Gather each line containing the string "title" from these entries.
begin Listing
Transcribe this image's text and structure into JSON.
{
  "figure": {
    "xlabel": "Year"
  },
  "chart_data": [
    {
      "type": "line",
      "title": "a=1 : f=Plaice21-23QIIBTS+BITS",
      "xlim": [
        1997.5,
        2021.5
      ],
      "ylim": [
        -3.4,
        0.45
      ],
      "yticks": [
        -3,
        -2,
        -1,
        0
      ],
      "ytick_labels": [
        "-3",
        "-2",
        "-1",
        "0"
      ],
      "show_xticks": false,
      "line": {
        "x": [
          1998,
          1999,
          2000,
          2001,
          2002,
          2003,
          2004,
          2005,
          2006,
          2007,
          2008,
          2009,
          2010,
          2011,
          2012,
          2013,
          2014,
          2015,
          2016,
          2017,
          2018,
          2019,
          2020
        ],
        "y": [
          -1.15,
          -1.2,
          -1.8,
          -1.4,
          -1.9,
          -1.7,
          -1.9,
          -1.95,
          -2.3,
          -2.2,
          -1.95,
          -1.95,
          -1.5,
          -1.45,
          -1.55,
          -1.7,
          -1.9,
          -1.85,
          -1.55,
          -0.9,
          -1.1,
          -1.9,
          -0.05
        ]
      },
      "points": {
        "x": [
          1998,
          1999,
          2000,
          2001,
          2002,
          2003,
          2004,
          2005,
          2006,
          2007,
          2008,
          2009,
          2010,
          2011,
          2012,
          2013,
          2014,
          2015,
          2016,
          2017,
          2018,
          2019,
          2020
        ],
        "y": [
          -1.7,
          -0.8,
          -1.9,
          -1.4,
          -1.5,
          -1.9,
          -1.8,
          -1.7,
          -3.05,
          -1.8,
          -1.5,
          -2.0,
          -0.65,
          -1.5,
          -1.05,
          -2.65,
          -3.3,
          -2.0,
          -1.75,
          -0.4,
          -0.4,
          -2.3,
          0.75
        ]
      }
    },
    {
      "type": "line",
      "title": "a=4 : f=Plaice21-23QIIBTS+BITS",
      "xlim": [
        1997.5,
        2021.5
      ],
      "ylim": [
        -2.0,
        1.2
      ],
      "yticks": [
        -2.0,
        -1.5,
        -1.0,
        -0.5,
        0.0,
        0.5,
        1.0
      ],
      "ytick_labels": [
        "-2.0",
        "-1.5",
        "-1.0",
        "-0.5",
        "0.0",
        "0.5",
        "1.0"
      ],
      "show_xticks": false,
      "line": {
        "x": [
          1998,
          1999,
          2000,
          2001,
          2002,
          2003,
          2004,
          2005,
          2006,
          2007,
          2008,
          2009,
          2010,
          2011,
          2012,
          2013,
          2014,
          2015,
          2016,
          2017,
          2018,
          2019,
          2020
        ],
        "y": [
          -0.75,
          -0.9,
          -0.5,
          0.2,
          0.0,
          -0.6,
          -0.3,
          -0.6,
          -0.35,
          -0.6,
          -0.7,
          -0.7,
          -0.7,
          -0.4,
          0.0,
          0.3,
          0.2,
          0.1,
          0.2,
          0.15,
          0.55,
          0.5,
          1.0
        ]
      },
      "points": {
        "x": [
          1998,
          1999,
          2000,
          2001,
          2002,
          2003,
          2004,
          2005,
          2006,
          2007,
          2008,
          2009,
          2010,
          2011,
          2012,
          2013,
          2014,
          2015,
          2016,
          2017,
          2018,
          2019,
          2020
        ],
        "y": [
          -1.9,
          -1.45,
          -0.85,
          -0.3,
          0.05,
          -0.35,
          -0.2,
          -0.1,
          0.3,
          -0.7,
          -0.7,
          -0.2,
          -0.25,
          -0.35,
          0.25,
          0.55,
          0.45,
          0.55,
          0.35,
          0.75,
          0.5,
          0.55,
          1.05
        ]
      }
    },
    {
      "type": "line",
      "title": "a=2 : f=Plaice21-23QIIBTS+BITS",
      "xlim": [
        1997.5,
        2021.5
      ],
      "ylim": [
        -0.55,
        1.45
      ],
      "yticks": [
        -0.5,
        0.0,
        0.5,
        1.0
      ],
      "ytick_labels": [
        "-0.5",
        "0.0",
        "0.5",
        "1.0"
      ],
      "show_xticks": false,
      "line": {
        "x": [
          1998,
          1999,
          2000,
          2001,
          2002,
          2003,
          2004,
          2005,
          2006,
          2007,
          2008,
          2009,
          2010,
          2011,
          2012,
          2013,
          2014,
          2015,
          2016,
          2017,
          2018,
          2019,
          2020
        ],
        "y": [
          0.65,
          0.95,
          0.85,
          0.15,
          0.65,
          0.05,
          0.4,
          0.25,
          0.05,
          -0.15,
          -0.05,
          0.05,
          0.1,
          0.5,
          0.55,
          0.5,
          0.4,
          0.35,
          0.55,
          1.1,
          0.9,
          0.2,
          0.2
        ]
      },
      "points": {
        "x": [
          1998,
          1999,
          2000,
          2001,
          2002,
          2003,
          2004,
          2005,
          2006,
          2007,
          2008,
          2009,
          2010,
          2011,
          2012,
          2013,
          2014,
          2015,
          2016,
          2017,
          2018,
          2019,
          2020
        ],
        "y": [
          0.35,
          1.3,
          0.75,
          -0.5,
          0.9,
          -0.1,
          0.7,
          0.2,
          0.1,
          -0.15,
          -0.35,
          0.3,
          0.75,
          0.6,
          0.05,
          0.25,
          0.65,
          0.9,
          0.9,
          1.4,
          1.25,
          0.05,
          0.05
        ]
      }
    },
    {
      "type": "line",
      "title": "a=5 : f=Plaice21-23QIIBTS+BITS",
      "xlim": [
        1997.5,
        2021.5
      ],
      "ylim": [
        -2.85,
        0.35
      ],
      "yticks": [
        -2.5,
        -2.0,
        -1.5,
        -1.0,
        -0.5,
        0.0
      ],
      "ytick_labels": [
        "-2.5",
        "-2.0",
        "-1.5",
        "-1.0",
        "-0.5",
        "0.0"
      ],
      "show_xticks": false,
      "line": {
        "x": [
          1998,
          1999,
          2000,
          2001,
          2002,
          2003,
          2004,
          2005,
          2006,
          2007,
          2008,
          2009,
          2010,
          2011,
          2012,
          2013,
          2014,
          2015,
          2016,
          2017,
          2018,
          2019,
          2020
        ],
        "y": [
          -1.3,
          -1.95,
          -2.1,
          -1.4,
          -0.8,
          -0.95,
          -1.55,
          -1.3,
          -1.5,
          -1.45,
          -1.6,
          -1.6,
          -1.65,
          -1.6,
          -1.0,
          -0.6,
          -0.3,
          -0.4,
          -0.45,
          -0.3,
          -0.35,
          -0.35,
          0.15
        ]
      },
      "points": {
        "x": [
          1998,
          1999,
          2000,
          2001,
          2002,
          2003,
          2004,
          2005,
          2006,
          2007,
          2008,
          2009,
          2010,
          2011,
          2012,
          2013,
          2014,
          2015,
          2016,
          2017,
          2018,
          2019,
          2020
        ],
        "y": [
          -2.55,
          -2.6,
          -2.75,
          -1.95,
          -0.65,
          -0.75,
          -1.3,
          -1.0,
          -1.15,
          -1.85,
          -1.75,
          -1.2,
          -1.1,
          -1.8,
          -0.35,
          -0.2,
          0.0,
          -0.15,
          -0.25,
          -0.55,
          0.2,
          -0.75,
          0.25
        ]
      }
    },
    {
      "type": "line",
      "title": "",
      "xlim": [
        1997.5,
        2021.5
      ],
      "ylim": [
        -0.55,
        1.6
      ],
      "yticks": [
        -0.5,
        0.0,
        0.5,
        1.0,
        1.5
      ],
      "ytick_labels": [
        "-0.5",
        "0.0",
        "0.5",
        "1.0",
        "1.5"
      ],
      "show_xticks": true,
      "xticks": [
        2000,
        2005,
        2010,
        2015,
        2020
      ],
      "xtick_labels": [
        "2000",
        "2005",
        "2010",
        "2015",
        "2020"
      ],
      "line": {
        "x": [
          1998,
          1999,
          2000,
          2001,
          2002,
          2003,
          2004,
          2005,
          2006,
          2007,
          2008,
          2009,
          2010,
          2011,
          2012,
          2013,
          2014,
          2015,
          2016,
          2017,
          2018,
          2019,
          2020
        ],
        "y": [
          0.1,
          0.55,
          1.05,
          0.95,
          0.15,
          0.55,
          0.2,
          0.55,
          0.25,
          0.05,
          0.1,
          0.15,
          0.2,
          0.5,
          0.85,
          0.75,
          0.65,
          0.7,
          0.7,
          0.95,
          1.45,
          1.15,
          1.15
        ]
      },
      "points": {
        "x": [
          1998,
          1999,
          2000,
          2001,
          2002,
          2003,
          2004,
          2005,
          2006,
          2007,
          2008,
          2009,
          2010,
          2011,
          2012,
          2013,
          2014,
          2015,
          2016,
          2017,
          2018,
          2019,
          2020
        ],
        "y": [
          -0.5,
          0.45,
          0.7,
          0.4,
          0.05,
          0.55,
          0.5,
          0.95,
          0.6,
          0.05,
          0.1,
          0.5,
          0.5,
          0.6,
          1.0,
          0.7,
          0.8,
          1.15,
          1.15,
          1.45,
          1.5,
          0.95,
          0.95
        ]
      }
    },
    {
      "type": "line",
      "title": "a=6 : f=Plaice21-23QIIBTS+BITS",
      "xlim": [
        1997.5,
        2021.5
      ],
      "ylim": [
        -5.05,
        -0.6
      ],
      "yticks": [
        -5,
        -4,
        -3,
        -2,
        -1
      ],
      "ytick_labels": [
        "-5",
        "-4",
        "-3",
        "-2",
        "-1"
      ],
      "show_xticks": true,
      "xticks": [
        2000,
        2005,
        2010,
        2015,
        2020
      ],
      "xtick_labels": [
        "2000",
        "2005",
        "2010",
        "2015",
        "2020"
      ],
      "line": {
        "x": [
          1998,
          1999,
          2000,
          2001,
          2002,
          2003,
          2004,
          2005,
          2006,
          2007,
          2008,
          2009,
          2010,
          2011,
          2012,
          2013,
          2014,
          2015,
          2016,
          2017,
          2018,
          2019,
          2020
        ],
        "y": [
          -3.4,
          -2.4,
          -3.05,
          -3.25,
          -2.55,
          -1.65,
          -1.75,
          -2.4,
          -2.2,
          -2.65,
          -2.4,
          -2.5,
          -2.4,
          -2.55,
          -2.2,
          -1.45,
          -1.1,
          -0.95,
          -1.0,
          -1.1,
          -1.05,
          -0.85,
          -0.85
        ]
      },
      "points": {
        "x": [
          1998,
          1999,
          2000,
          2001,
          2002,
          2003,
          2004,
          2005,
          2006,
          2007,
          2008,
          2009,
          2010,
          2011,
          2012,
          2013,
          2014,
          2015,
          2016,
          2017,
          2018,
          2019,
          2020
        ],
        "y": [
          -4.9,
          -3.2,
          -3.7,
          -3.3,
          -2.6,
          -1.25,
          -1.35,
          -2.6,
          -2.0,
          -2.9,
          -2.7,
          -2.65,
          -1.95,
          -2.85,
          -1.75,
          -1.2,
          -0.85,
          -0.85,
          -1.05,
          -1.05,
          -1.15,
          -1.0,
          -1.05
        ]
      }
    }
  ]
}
end Listing
■ **Problem solution**
      "title": "a=1 : f=Plaice21-23QIIBTS+BITS",
      "title": "a=4 : f=Plaice21-23QIIBTS+BITS",
      "title": "a=2 : f=Plaice21-23QIIBTS+BITS",
      "title": "a=5 : f=Plaice21-23QIIBTS+BITS",
      "title": "",
      "title": "a=6 : f=Plaice21-23QIIBTS+BITS",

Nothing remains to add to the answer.